(AIM OF THE EXERCISE)
Restate the records below word for word, and omit the images they hold.

(EXCERPTED DATA)
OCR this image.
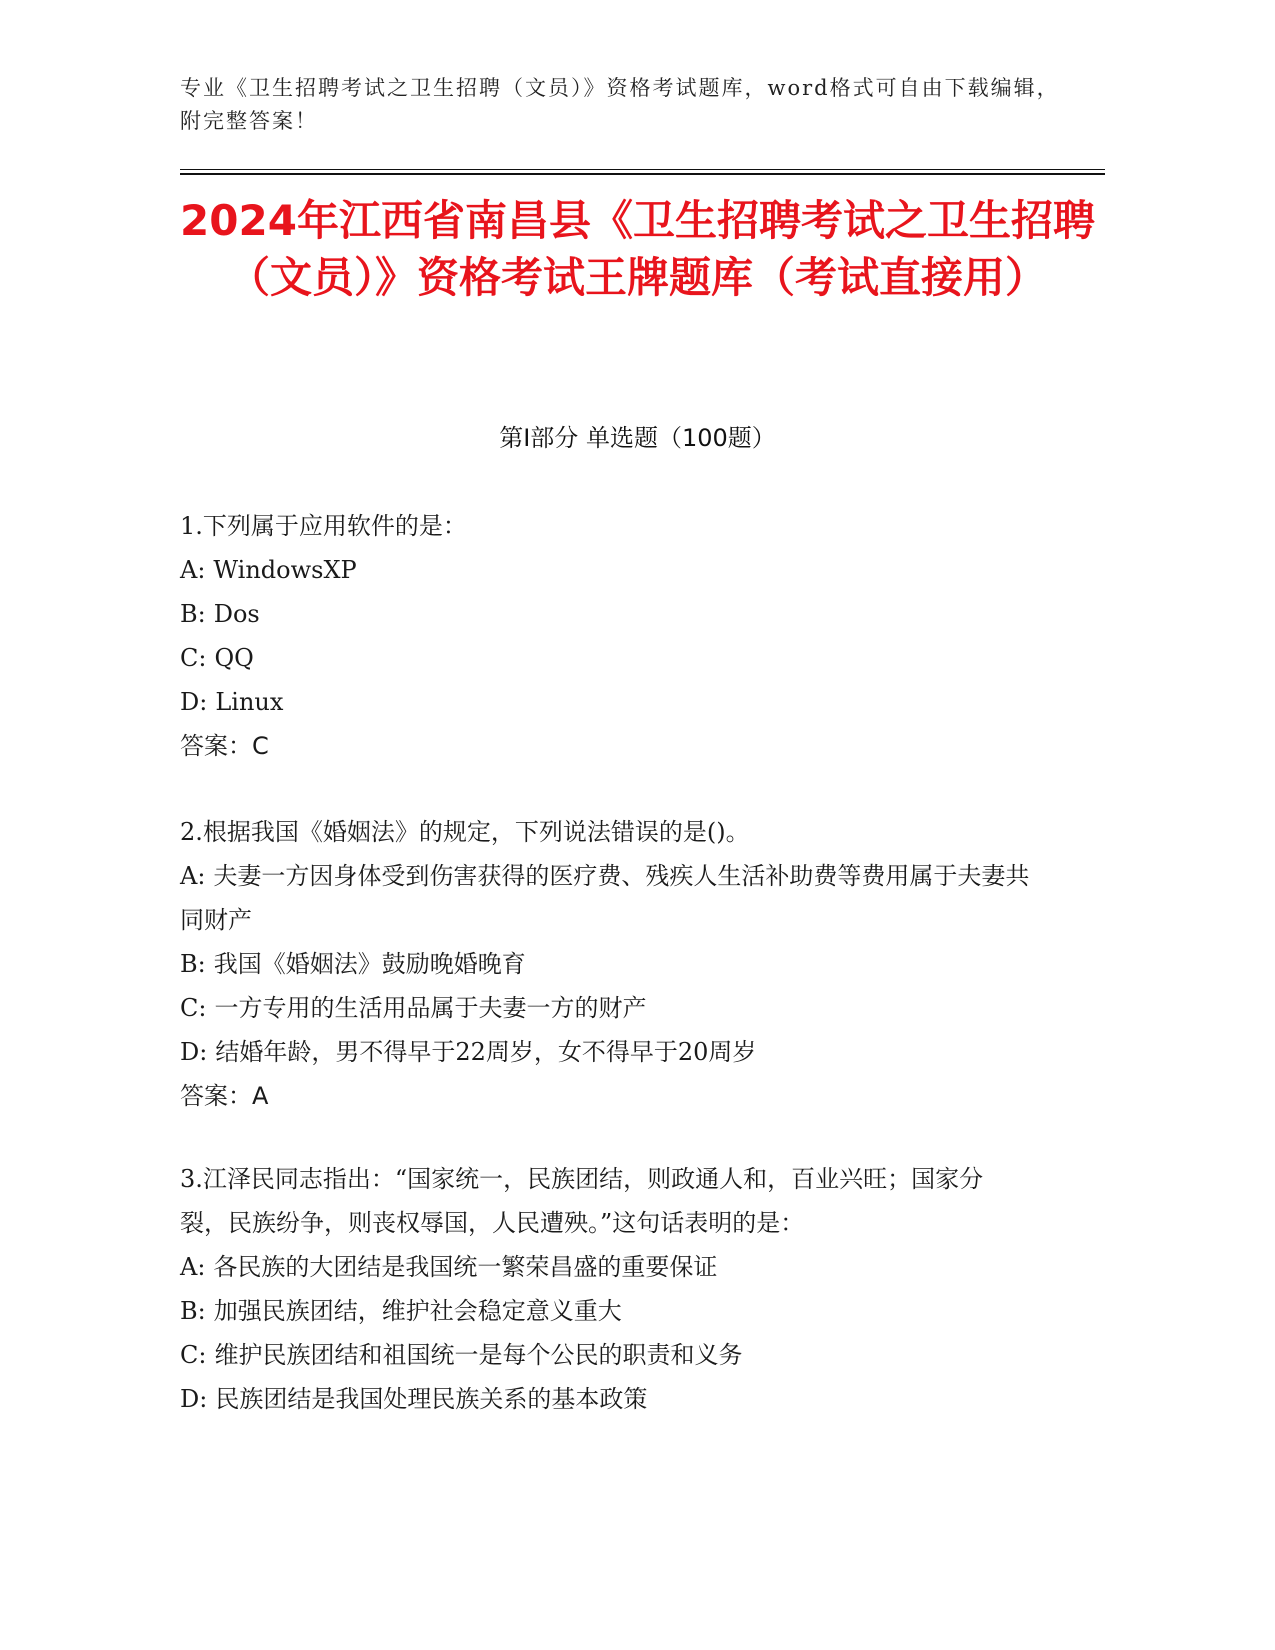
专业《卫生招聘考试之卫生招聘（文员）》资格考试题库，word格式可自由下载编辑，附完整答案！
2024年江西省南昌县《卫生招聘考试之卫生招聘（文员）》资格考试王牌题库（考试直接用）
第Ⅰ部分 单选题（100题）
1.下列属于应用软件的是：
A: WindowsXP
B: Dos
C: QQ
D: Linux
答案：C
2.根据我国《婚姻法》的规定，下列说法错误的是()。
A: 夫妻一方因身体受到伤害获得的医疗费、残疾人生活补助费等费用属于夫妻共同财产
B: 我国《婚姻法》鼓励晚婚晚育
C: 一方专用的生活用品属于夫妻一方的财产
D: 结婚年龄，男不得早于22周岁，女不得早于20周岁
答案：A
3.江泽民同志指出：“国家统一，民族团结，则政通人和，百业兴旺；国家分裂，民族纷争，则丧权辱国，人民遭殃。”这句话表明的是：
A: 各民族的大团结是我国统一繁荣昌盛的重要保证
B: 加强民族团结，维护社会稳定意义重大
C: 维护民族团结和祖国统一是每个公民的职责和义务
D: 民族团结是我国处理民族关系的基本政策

(CORRECT OUTPUT)
OCR this image.
专业《卫生招聘考试之卫生招聘（文员）》资格考试题库，word格式可自由下载编辑，附完整答案！
2024年江西省南昌县《卫生招聘考试之卫生招聘（文员）》资格考试王牌题库（考试直接用）
第Ⅰ部分 单选题（100题）
1.下列属于应用软件的是：
A: WindowsXP
B: Dos
C: QQ
D: Linux
答案：C
2.根据我国《婚姻法》的规定，下列说法错误的是()。
A: 夫妻一方因身体受到伤害获得的医疗费、残疾人生活补助费等费用属于夫妻共同财产
B: 我国《婚姻法》鼓励晚婚晚育
C: 一方专用的生活用品属于夫妻一方的财产
D: 结婚年龄，男不得早于22周岁，女不得早于20周岁
答案：A
3.江泽民同志指出：“国家统一，民族团结，则政通人和，百业兴旺；国家分裂，民族纷争，则丧权辱国，人民遭殃。”这句话表明的是：
A: 各民族的大团结是我国统一繁荣昌盛的重要保证
B: 加强民族团结，维护社会稳定意义重大
C: 维护民族团结和祖国统一是每个公民的职责和义务
D: 民族团结是我国处理民族关系的基本政策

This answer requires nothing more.